## Set exercise
Your task is to copy the material exactly.

****************

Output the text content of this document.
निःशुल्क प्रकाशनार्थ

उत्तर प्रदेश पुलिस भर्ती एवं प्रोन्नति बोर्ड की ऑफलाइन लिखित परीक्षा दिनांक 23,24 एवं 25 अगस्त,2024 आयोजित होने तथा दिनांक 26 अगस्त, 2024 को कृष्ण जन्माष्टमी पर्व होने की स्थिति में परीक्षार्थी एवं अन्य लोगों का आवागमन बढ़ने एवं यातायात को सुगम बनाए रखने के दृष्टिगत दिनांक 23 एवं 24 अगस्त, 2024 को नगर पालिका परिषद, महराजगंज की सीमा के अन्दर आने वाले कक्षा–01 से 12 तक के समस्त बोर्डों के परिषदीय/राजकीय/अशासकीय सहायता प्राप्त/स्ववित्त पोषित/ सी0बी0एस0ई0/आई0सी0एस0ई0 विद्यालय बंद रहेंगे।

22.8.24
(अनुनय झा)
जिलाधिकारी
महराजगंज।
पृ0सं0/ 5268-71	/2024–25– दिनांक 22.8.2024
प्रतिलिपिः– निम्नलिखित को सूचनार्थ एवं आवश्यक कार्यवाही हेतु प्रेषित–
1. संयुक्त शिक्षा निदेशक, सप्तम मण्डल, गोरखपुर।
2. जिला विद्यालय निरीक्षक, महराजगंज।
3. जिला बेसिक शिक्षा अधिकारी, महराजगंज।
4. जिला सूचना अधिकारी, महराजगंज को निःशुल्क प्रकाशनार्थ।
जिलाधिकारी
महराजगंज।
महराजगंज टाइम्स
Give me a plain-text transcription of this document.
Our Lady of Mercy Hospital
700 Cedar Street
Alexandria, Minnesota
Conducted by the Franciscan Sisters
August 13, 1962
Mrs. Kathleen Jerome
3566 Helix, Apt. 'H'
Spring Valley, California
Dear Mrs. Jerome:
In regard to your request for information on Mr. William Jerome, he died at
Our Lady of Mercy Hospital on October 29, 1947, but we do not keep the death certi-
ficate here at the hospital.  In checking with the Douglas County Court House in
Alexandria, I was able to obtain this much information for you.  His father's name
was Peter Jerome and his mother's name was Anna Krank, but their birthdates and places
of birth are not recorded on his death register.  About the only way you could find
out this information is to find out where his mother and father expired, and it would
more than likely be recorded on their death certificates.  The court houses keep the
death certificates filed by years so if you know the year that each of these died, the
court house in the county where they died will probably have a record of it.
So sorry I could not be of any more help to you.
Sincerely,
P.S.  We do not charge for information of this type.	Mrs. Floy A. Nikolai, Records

****************

## Solution
Output the text content of this document.
निःशुल्क प्रकाशनार्थ

उत्तर प्रदेश पुलिस भर्ती एवं प्रोन्नति बोर्ड की ऑफलाइन लिखित परीक्षा दिनांक 23,24 एवं 25 अगस्त,2024 आयोजित होने तथा दिनांक 26 अगस्त, 2024 को कृष्ण जन्माष्टमी पर्व होने की स्थिति में परीक्षार्थी एवं अन्य लोगों का आवागमन बढ़ने एवं यातायात को सुगम बनाए रखने के दृष्टिगत दिनांक 23 एवं 24 अगस्त, 2024 को नगर पालिका परिषद, महराजगंज की सीमा के अन्दर आने वाले कक्षा–01 से 12 तक के समस्त बोर्डों के परिषदीय/राजकीय/अशासकीय सहायता प्राप्त/स्ववित्त पोषित/ सी0बी0एस0ई0/आई0सी0एस0ई0 विद्यालय बंद रहेंगे।

22.8.24
(अनुनय झा)
जिलाधिकारी
महराजगंज।
पृ0सं0/ 5268-71	/2024–25– दिनांक 22.8.2024
प्रतिलिपिः– निम्नलिखित को सूचनार्थ एवं आवश्यक कार्यवाही हेतु प्रेषित–
1. संयुक्त शिक्षा निदेशक, सप्तम मण्डल, गोरखपुर।
2. जिला विद्यालय निरीक्षक, महराजगंज।
3. जिला बेसिक शिक्षा अधिकारी, महराजगंज।
4. जिला सूचना अधिकारी, महराजगंज को निःशुल्क प्रकाशनार्थ।
जिलाधिकारी
महराजगंज।
महराजगंज टाइम्स
Give me a plain-text transcription of this document.
Our Lady of Mercy Hospital
700 Cedar Street
Alexandria, Minnesota
Conducted by the Franciscan Sisters
August 13, 1962
Mrs. Kathleen Jerome
3566 Helix, Apt. 'H'
Spring Valley, California
Dear Mrs. Jerome:
In regard to your request for information on Mr. William Jerome, he died at
Our Lady of Mercy Hospital on October 29, 1947, but we do not keep the death certi-
ficate here at the hospital.  In checking with the Douglas County Court House in
Alexandria, I was able to obtain this much information for you.  His father's name
was Peter Jerome and his mother's name was Anna Krank, but their birthdates and places
of birth are not recorded on his death register.  About the only way you could find
out this information is to find out where his mother and father expired, and it would
more than likely be recorded on their death certificates.  The court houses keep the
death certificates filed by years so if you know the year that each of these died, the
court house in the county where they died will probably have a record of it.
So sorry I could not be of any more help to you.
Sincerely,
P.S.  We do not charge for information of this type.	Mrs. Floy A. Nikolai, Records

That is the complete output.